*TASK TO COMPLETE*.
Copy out the entries exactly, from the first line to the last.

*INPUT DATA*.
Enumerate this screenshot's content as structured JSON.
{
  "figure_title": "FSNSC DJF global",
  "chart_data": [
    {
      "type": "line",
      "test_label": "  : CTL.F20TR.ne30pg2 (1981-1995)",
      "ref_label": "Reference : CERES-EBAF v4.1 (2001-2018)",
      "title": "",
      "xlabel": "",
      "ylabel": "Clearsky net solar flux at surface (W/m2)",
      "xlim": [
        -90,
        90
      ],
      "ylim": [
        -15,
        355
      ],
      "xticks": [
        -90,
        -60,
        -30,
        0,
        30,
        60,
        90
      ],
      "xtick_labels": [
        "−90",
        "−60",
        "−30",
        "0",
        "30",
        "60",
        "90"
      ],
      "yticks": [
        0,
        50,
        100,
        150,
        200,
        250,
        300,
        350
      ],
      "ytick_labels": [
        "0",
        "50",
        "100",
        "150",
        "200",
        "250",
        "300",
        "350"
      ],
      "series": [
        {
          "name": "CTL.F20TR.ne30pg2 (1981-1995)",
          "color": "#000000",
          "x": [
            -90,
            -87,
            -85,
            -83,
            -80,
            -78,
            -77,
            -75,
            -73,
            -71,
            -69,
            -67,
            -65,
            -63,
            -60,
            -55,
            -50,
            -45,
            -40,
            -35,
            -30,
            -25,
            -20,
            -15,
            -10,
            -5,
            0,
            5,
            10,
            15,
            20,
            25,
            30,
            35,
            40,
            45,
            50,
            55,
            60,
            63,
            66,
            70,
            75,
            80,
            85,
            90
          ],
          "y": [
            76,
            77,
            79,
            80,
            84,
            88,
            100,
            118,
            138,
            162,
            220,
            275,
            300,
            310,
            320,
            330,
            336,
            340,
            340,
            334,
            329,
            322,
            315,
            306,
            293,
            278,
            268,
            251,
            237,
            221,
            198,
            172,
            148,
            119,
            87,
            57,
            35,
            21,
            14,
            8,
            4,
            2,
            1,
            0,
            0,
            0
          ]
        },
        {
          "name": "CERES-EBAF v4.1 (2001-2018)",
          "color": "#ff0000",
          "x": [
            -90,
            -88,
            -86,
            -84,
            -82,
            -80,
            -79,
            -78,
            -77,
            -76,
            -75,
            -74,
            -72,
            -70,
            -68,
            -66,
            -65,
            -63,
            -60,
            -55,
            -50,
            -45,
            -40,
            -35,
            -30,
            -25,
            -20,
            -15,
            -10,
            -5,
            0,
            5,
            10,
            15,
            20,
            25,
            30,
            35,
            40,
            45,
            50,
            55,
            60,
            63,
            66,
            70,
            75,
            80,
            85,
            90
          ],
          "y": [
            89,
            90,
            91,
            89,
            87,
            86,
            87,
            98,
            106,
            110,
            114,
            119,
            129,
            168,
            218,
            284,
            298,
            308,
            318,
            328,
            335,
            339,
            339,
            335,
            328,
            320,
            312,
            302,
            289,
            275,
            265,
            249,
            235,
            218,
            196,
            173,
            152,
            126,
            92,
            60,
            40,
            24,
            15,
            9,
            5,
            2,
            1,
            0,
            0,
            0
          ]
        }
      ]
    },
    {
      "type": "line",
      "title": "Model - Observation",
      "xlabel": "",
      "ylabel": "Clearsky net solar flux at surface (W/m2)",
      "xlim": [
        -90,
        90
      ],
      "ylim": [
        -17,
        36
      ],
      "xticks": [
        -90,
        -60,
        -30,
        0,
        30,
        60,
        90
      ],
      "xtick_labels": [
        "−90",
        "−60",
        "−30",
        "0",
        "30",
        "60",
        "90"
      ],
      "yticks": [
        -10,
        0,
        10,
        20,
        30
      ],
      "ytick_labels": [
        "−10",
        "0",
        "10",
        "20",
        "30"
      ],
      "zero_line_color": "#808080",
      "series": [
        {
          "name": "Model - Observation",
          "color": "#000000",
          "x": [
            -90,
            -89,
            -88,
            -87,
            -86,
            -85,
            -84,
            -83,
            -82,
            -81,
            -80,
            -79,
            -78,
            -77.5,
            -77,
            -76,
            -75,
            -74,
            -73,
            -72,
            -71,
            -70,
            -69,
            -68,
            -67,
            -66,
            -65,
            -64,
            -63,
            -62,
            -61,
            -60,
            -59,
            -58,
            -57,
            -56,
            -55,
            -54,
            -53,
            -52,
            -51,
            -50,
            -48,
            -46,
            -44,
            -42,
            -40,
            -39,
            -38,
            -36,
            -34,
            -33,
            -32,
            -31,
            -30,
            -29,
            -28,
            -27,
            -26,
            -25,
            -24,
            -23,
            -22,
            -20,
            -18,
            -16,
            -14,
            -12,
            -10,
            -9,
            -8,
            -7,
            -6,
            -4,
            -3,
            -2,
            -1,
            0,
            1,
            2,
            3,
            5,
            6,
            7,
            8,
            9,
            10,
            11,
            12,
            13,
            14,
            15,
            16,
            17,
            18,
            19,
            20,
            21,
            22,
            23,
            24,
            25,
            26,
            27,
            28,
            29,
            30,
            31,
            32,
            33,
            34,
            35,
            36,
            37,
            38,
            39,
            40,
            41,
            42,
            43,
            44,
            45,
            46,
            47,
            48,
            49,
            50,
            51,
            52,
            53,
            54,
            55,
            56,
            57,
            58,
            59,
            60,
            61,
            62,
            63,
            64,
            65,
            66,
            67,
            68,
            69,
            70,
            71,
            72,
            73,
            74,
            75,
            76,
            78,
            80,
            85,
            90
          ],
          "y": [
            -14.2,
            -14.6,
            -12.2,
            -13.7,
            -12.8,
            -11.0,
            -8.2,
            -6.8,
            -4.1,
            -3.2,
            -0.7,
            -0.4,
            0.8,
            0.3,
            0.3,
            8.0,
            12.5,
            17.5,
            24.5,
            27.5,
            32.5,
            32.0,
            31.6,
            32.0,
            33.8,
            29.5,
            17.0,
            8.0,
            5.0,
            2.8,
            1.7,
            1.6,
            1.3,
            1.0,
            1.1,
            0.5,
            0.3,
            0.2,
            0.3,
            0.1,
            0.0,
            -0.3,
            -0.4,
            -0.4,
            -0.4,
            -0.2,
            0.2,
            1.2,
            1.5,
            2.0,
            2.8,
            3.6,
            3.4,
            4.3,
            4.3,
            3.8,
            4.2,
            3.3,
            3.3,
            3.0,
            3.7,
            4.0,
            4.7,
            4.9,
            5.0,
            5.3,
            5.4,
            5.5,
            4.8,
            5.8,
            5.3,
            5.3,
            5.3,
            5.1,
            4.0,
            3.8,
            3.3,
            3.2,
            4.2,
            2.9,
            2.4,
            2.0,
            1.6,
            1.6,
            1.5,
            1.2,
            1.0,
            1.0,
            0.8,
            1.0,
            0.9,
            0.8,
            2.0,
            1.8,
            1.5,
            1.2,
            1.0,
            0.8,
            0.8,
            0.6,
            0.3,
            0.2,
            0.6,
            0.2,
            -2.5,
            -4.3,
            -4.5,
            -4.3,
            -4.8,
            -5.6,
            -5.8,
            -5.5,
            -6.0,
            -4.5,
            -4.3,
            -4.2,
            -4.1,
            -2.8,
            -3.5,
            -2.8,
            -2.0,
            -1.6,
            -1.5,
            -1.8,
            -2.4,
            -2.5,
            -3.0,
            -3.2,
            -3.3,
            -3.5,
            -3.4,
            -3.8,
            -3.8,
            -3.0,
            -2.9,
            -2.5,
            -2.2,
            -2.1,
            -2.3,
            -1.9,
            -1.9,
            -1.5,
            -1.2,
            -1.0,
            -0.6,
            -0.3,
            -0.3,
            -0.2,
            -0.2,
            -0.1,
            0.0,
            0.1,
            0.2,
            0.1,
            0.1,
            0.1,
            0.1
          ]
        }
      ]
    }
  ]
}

*EXERCISE ANSWER*.
Enumerate this screenshot's content as structured JSON.
{
  "figure_title": "FSNSC DJF global",
  "chart_data": [
    {
      "type": "line",
      "test_label": "  : CTL.F20TR.ne30pg2 (1981-1995)",
      "ref_label": "Reference : CERES-EBAF v4.1 (2001-2018)",
      "title": "",
      "xlabel": "",
      "ylabel": "Clearsky net solar flux at surface (W/m2)",
      "xlim": [
        -90,
        90
      ],
      "ylim": [
        -15,
        355
      ],
      "xticks": [
        -90,
        -60,
        -30,
        0,
        30,
        60,
        90
      ],
      "xtick_labels": [
        "−90",
        "−60",
        "−30",
        "0",
        "30",
        "60",
        "90"
      ],
      "yticks": [
        0,
        50,
        100,
        150,
        200,
        250,
        300,
        350
      ],
      "ytick_labels": [
        "0",
        "50",
        "100",
        "150",
        "200",
        "250",
        "300",
        "350"
      ],
      "series": [
        {
          "name": "CTL.F20TR.ne30pg2 (1981-1995)",
          "color": "#000000",
          "x": [
            -90,
            -87,
            -85,
            -83,
            -80,
            -78,
            -77,
            -75,
            -73,
            -71,
            -69,
            -67,
            -65,
            -63,
            -60,
            -55,
            -50,
            -45,
            -40,
            -35,
            -30,
            -25,
            -20,
            -15,
            -10,
            -5,
            0,
            5,
            10,
            15,
            20,
            25,
            30,
            35,
            40,
            45,
            50,
            55,
            60,
            63,
            66,
            70,
            75,
            80,
            85,
            90
          ],
          "y": [
            76,
            77,
            79,
            80,
            84,
            88,
            100,
            118,
            138,
            162,
            220,
            275,
            300,
            310,
            320,
            330,
            336,
            340,
            340,
            334,
            329,
            322,
            315,
            306,
            293,
            278,
            268,
            251,
            237,
            221,
            198,
            172,
            148,
            119,
            87,
            57,
            35,
            21,
            14,
            8,
            4,
            2,
            1,
            0,
            0,
            0
          ]
        },
        {
          "name": "CERES-EBAF v4.1 (2001-2018)",
          "color": "#ff0000",
          "x": [
            -90,
            -88,
            -86,
            -84,
            -82,
            -80,
            -79,
            -78,
            -77,
            -76,
            -75,
            -74,
            -72,
            -70,
            -68,
            -66,
            -65,
            -63,
            -60,
            -55,
            -50,
            -45,
            -40,
            -35,
            -30,
            -25,
            -20,
            -15,
            -10,
            -5,
            0,
            5,
            10,
            15,
            20,
            25,
            30,
            35,
            40,
            45,
            50,
            55,
            60,
            63,
            66,
            70,
            75,
            80,
            85,
            90
          ],
          "y": [
            89,
            90,
            91,
            89,
            87,
            86,
            87,
            98,
            106,
            110,
            114,
            119,
            129,
            168,
            218,
            284,
            298,
            308,
            318,
            328,
            335,
            339,
            339,
            335,
            328,
            320,
            312,
            302,
            289,
            275,
            265,
            249,
            235,
            218,
            196,
            173,
            152,
            126,
            92,
            60,
            40,
            24,
            15,
            9,
            5,
            2,
            1,
            0,
            0,
            0
          ]
        }
      ]
    },
    {
      "type": "line",
      "title": "Model - Observation",
      "xlabel": "",
      "ylabel": "Clearsky net solar flux at surface (W/m2)",
      "xlim": [
        -90,
        90
      ],
      "ylim": [
        -17,
        36
      ],
      "xticks": [
        -90,
        -60,
        -30,
        0,
        30,
        60,
        90
      ],
      "xtick_labels": [
        "−90",
        "−60",
        "−30",
        "0",
        "30",
        "60",
        "90"
      ],
      "yticks": [
        -10,
        0,
        10,
        20,
        30
      ],
      "ytick_labels": [
        "−10",
        "0",
        "10",
        "20",
        "30"
      ],
      "zero_line_color": "#808080",
      "series": [
        {
          "name": "Model - Observation",
          "color": "#000000",
          "x": [
            -90,
            -89,
            -88,
            -87,
            -86,
            -85,
            -84,
            -83,
            -82,
            -81,
            -80,
            -79,
            -78,
            -77.5,
            -77,
            -76,
            -75,
            -74,
            -73,
            -72,
            -71,
            -70,
            -69,
            -68,
            -67,
            -66,
            -65,
            -64,
            -63,
            -62,
            -61,
            -60,
            -59,
            -58,
            -57,
            -56,
            -55,
            -54,
            -53,
            -52,
            -51,
            -50,
            -48,
            -46,
            -44,
            -42,
            -40,
            -39,
            -38,
            -36,
            -34,
            -33,
            -32,
            -31,
            -30,
            -29,
            -28,
            -27,
            -26,
            -25,
            -24,
            -23,
            -22,
            -20,
            -18,
            -16,
            -14,
            -12,
            -10,
            -9,
            -8,
            -7,
            -6,
            -4,
            -3,
            -2,
            -1,
            0,
            1,
            2,
            3,
            5,
            6,
            7,
            8,
            9,
            10,
            11,
            12,
            13,
            14,
            15,
            16,
            17,
            18,
            19,
            20,
            21,
            22,
            23,
            24,
            25,
            26,
            27,
            28,
            29,
            30,
            31,
            32,
            33,
            34,
            35,
            36,
            37,
            38,
            39,
            40,
            41,
            42,
            43,
            44,
            45,
            46,
            47,
            48,
            49,
            50,
            51,
            52,
            53,
            54,
            55,
            56,
            57,
            58,
            59,
            60,
            61,
            62,
            63,
            64,
            65,
            66,
            67,
            68,
            69,
            70,
            71,
            72,
            73,
            74,
            75,
            76,
            78,
            80,
            85,
            90
          ],
          "y": [
            -14.2,
            -14.6,
            -12.2,
            -13.7,
            -12.8,
            -11.0,
            -8.2,
            -6.8,
            -4.1,
            -3.2,
            -0.7,
            -0.4,
            0.8,
            0.3,
            0.3,
            8.0,
            12.5,
            17.5,
            24.5,
            27.5,
            32.5,
            32.0,
            31.6,
            32.0,
            33.8,
            29.5,
            17.0,
            8.0,
            5.0,
            2.8,
            1.7,
            1.6,
            1.3,
            1.0,
            1.1,
            0.5,
            0.3,
            0.2,
            0.3,
            0.1,
            0.0,
            -0.3,
            -0.4,
            -0.4,
            -0.4,
            -0.2,
            0.2,
            1.2,
            1.5,
            2.0,
            2.8,
            3.6,
            3.4,
            4.3,
            4.3,
            3.8,
            4.2,
            3.3,
            3.3,
            3.0,
            3.7,
            4.0,
            4.7,
            4.9,
            5.0,
            5.3,
            5.4,
            5.5,
            4.8,
            5.8,
            5.3,
            5.3,
            5.3,
            5.1,
            4.0,
            3.8,
            3.3,
            3.2,
            4.2,
            2.9,
            2.4,
            2.0,
            1.6,
            1.6,
            1.5,
            1.2,
            1.0,
            1.0,
            0.8,
            1.0,
            0.9,
            0.8,
            2.0,
            1.8,
            1.5,
            1.2,
            1.0,
            0.8,
            0.8,
            0.6,
            0.3,
            0.2,
            0.6,
            0.2,
            -2.5,
            -4.3,
            -4.5,
            -4.3,
            -4.8,
            -5.6,
            -5.8,
            -5.5,
            -6.0,
            -4.5,
            -4.3,
            -4.2,
            -4.1,
            -2.8,
            -3.5,
            -2.8,
            -2.0,
            -1.6,
            -1.5,
            -1.8,
            -2.4,
            -2.5,
            -3.0,
            -3.2,
            -3.3,
            -3.5,
            -3.4,
            -3.8,
            -3.8,
            -3.0,
            -2.9,
            -2.5,
            -2.2,
            -2.1,
            -2.3,
            -1.9,
            -1.9,
            -1.5,
            -1.2,
            -1.0,
            -0.6,
            -0.3,
            -0.3,
            -0.2,
            -0.2,
            -0.1,
            0.0,
            0.1,
            0.2,
            0.1,
            0.1,
            0.1,
            0.1
          ]
        }
      ]
    }
  ]
}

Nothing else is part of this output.